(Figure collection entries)
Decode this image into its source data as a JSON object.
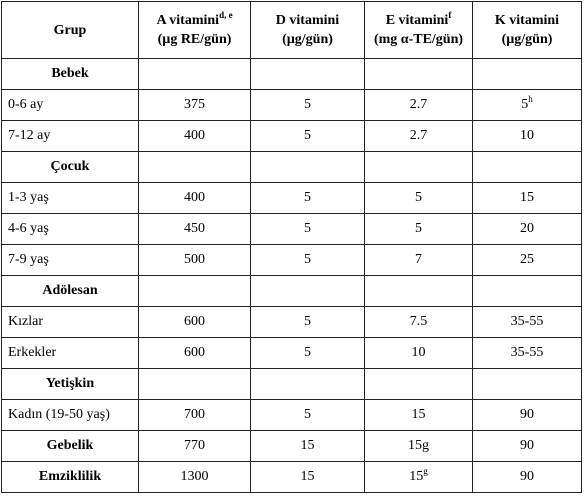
{
  "table": {
    "header": [
      {
        "text": "Grup"
      },
      {
        "text": "A vitamini",
        "sup": "d, e",
        "unit": "(µg RE/gün)"
      },
      {
        "text": "D vitamini",
        "unit": "(µg/gün)"
      },
      {
        "text": "E vitamini",
        "sup": "f",
        "unit": "(mg α-TE/gün)"
      },
      {
        "text": "K vitamini",
        "unit": "(µg/gün)"
      }
    ],
    "rows": [
      {
        "label": "Bebek",
        "bold": true
      },
      {
        "label": "0-6 ay",
        "values": [
          "375",
          "5",
          "2.7",
          {
            "text": "5",
            "sup": "h"
          }
        ]
      },
      {
        "label": "7-12 ay",
        "values": [
          "400",
          "5",
          "2.7",
          "10"
        ]
      },
      {
        "label": "Çocuk",
        "bold": true
      },
      {
        "label": "1-3 yaş",
        "values": [
          "400",
          "5",
          "5",
          "15"
        ]
      },
      {
        "label": "4-6 yaş",
        "values": [
          "450",
          "5",
          "5",
          "20"
        ]
      },
      {
        "label": "7-9 yaş",
        "values": [
          "500",
          "5",
          "7",
          "25"
        ]
      },
      {
        "label": "Adölesan",
        "bold": true
      },
      {
        "label": "Kızlar",
        "values": [
          "600",
          "5",
          "7.5",
          "35-55"
        ]
      },
      {
        "label": "Erkekler",
        "values": [
          "600",
          "5",
          "10",
          "35-55"
        ]
      },
      {
        "label": "Yetişkin",
        "bold": true
      },
      {
        "label": "Kadın (19-50 yaş)",
        "values": [
          "700",
          "5",
          "15",
          "90"
        ]
      },
      {
        "label": "Gebelik",
        "bold": true,
        "values": [
          "770",
          "15",
          "15g",
          "90"
        ]
      },
      {
        "label": "Emziklilik",
        "bold": true,
        "values": [
          "1300",
          "15",
          {
            "text": "15",
            "sup": "g"
          },
          "90"
        ]
      }
    ]
  }
}
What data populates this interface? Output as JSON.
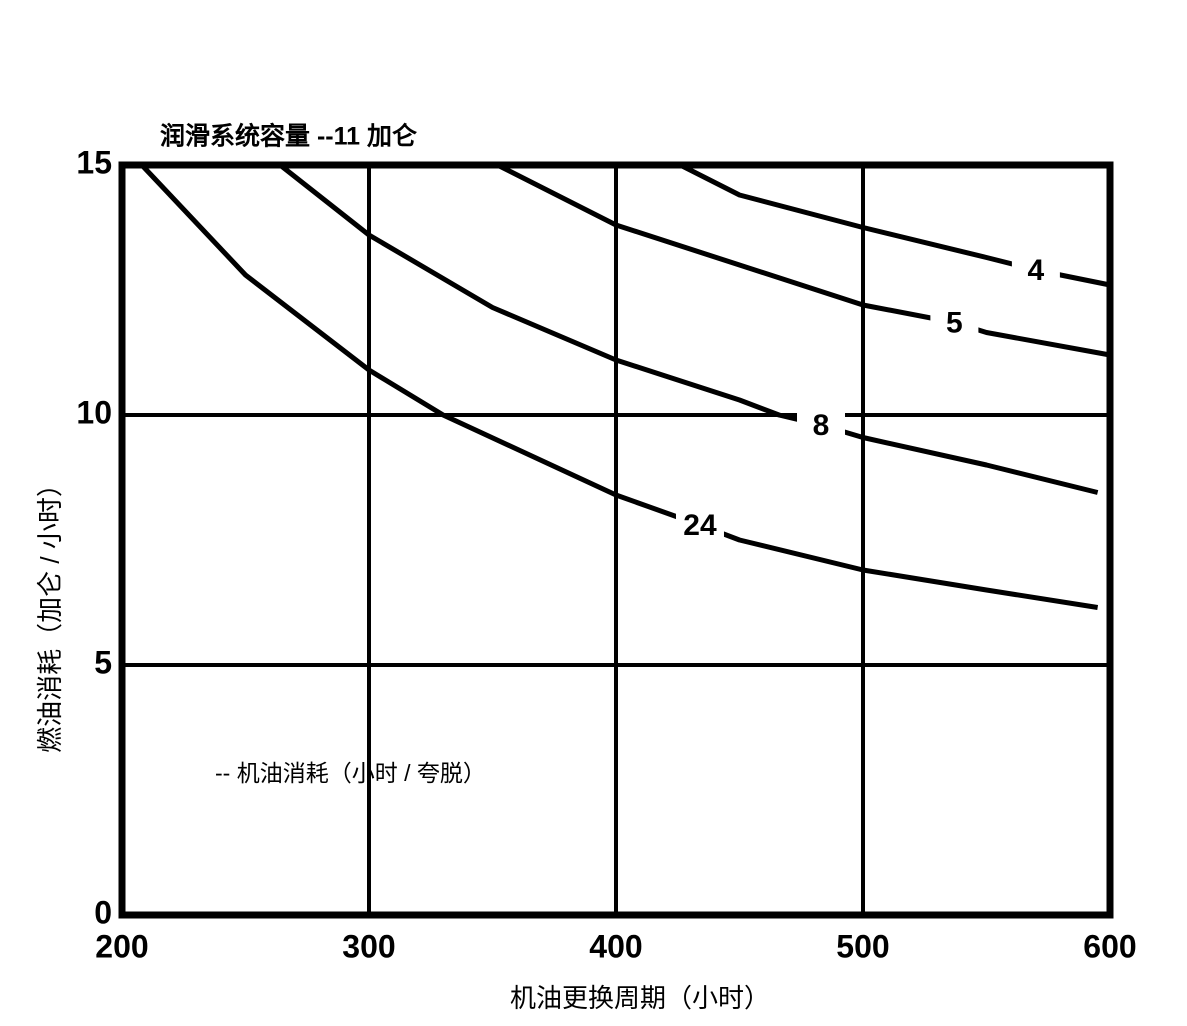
{
  "chart_data": {
    "type": "line",
    "title": "润滑系统容量 --11 加仑",
    "annotation": "-- 机油消耗（小时 / 夸脱）",
    "x_label": "机油更换周期（小时）",
    "y_label": "燃油消耗（加仑 / 小时）",
    "xlim": [
      200,
      600
    ],
    "xticks": [
      200,
      300,
      400,
      500,
      600
    ],
    "ylim": [
      0,
      15
    ],
    "yticks": [
      0,
      5,
      10,
      15
    ],
    "grid": true,
    "series": [
      {
        "name": "4",
        "color": "#000000",
        "x": [
          426,
          450,
          500,
          550,
          570,
          600
        ],
        "values": [
          15,
          14.4,
          13.75,
          13.15,
          12.9,
          12.6
        ]
      },
      {
        "name": "5",
        "color": "#000000",
        "x": [
          352,
          400,
          450,
          500,
          537,
          550,
          600
        ],
        "values": [
          15,
          13.8,
          13.0,
          12.2,
          11.85,
          11.65,
          11.2
        ]
      },
      {
        "name": "8",
        "color": "#000000",
        "x": [
          264,
          300,
          350,
          400,
          450,
          466,
          483,
          500,
          550,
          595
        ],
        "values": [
          15,
          13.6,
          12.15,
          11.1,
          10.3,
          10,
          9.8,
          9.55,
          9.0,
          8.45
        ]
      },
      {
        "name": "24",
        "color": "#000000",
        "x": [
          208,
          250,
          300,
          330,
          400,
          434,
          450,
          500,
          550,
          595
        ],
        "values": [
          15,
          12.8,
          10.9,
          10,
          8.4,
          7.8,
          7.5,
          6.9,
          6.5,
          6.15
        ]
      }
    ]
  }
}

» **The task**:
Find the lines above that include the string "JSON" and copy them.

» **Answer for the task**:
Decode this image into its source data as a JSON object.
What data populates this interface? Output as JSON.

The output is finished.